Collected data entries:
##############################

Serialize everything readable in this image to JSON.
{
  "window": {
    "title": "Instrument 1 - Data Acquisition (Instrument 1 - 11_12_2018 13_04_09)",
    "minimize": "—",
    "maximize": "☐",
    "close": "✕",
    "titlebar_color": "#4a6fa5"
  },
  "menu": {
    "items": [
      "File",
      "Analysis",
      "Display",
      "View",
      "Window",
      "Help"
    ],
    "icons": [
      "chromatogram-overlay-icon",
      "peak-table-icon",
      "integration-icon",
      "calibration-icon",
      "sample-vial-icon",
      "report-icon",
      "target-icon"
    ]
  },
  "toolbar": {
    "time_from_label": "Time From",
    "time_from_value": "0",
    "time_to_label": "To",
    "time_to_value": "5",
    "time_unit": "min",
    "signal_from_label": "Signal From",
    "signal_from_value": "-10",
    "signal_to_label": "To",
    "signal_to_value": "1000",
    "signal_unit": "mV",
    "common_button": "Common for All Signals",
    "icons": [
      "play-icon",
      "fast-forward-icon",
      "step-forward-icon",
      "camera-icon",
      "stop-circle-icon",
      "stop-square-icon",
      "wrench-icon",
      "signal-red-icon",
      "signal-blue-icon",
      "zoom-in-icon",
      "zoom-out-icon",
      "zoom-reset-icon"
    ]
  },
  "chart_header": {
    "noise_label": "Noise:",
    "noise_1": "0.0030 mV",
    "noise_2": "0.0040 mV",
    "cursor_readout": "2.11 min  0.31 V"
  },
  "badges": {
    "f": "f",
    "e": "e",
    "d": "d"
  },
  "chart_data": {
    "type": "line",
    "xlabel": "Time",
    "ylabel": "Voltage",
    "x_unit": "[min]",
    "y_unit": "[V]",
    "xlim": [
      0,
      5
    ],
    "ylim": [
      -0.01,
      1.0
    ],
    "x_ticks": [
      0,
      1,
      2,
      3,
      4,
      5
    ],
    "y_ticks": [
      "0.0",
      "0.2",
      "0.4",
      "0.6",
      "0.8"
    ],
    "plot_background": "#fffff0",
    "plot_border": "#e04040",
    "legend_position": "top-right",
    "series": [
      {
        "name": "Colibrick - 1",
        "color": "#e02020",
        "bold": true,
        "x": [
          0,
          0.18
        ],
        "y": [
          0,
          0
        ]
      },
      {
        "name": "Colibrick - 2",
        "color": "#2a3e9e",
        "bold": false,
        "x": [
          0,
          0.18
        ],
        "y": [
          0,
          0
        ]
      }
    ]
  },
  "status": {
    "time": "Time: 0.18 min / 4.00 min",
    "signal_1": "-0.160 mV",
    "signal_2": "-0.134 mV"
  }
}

##############################

What the exercise asks: Print the records once more, exactly as they were given.

Task result:
Serialize everything readable in this image to JSON.
{
  "window": {
    "title": "Instrument 1 - Data Acquisition (Instrument 1 - 11_12_2018 13_04_09)",
    "minimize": "—",
    "maximize": "☐",
    "close": "✕",
    "titlebar_color": "#4a6fa5"
  },
  "menu": {
    "items": [
      "File",
      "Analysis",
      "Display",
      "View",
      "Window",
      "Help"
    ],
    "icons": [
      "chromatogram-overlay-icon",
      "peak-table-icon",
      "integration-icon",
      "calibration-icon",
      "sample-vial-icon",
      "report-icon",
      "target-icon"
    ]
  },
  "toolbar": {
    "time_from_label": "Time From",
    "time_from_value": "0",
    "time_to_label": "To",
    "time_to_value": "5",
    "time_unit": "min",
    "signal_from_label": "Signal From",
    "signal_from_value": "-10",
    "signal_to_label": "To",
    "signal_to_value": "1000",
    "signal_unit": "mV",
    "common_button": "Common for All Signals",
    "icons": [
      "play-icon",
      "fast-forward-icon",
      "step-forward-icon",
      "camera-icon",
      "stop-circle-icon",
      "stop-square-icon",
      "wrench-icon",
      "signal-red-icon",
      "signal-blue-icon",
      "zoom-in-icon",
      "zoom-out-icon",
      "zoom-reset-icon"
    ]
  },
  "chart_header": {
    "noise_label": "Noise:",
    "noise_1": "0.0030 mV",
    "noise_2": "0.0040 mV",
    "cursor_readout": "2.11 min  0.31 V"
  },
  "badges": {
    "f": "f",
    "e": "e",
    "d": "d"
  },
  "chart_data": {
    "type": "line",
    "xlabel": "Time",
    "ylabel": "Voltage",
    "x_unit": "[min]",
    "y_unit": "[V]",
    "xlim": [
      0,
      5
    ],
    "ylim": [
      -0.01,
      1.0
    ],
    "x_ticks": [
      0,
      1,
      2,
      3,
      4,
      5
    ],
    "y_ticks": [
      "0.0",
      "0.2",
      "0.4",
      "0.6",
      "0.8"
    ],
    "plot_background": "#fffff0",
    "plot_border": "#e04040",
    "legend_position": "top-right",
    "series": [
      {
        "name": "Colibrick - 1",
        "color": "#e02020",
        "bold": true,
        "x": [
          0,
          0.18
        ],
        "y": [
          0,
          0
        ]
      },
      {
        "name": "Colibrick - 2",
        "color": "#2a3e9e",
        "bold": false,
        "x": [
          0,
          0.18
        ],
        "y": [
          0,
          0
        ]
      }
    ]
  },
  "status": {
    "time": "Time: 0.18 min / 4.00 min",
    "signal_1": "-0.160 mV",
    "signal_2": "-0.134 mV"
  }
}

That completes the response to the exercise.